◆ **Directions**:
Below is a listing; reproduce each line of it exactly.

◆ **Supplied information**:
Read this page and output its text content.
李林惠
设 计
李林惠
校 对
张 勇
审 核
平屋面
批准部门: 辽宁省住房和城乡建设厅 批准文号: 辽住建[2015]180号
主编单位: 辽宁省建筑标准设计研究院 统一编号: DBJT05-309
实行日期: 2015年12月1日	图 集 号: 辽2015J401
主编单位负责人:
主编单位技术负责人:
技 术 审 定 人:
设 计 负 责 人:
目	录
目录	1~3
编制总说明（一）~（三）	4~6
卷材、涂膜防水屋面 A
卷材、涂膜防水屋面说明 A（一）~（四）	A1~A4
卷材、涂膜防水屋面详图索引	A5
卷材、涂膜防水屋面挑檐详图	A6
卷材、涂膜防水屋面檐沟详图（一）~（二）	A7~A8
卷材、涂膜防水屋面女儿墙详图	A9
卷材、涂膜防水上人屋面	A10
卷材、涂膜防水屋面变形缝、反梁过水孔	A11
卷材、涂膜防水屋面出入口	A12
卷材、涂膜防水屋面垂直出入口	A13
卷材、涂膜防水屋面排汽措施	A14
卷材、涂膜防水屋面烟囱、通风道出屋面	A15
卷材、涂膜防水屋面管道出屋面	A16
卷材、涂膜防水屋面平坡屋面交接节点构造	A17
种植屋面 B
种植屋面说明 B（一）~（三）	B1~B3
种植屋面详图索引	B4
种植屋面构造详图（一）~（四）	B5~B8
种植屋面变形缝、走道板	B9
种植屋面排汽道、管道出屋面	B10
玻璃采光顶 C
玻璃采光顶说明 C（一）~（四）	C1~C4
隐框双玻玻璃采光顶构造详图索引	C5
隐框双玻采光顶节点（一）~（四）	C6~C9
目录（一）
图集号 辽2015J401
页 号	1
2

◆ **Answer to this exercise**:
Read this page and output its text content.
李林惠
设 计
李林惠
校 对
张 勇
审 核
平屋面
批准部门: 辽宁省住房和城乡建设厅 批准文号: 辽住建[2015]180号
主编单位: 辽宁省建筑标准设计研究院 统一编号: DBJT05-309
实行日期: 2015年12月1日	图 集 号: 辽2015J401
主编单位负责人:
主编单位技术负责人:
技 术 审 定 人:
设 计 负 责 人:
目	录
目录	1~3
编制总说明（一）~（三）	4~6
卷材、涂膜防水屋面 A
卷材、涂膜防水屋面说明 A（一）~（四）	A1~A4
卷材、涂膜防水屋面详图索引	A5
卷材、涂膜防水屋面挑檐详图	A6
卷材、涂膜防水屋面檐沟详图（一）~（二）	A7~A8
卷材、涂膜防水屋面女儿墙详图	A9
卷材、涂膜防水上人屋面	A10
卷材、涂膜防水屋面变形缝、反梁过水孔	A11
卷材、涂膜防水屋面出入口	A12
卷材、涂膜防水屋面垂直出入口	A13
卷材、涂膜防水屋面排汽措施	A14
卷材、涂膜防水屋面烟囱、通风道出屋面	A15
卷材、涂膜防水屋面管道出屋面	A16
卷材、涂膜防水屋面平坡屋面交接节点构造	A17
种植屋面 B
种植屋面说明 B（一）~（三）	B1~B3
种植屋面详图索引	B4
种植屋面构造详图（一）~（四）	B5~B8
种植屋面变形缝、走道板	B9
种植屋面排汽道、管道出屋面	B10
玻璃采光顶 C
玻璃采光顶说明 C（一）~（四）	C1~C4
隐框双玻玻璃采光顶构造详图索引	C5
隐框双玻采光顶节点（一）~（四）	C6~C9
目录（一）
图集号 辽2015J401
页 号	1
2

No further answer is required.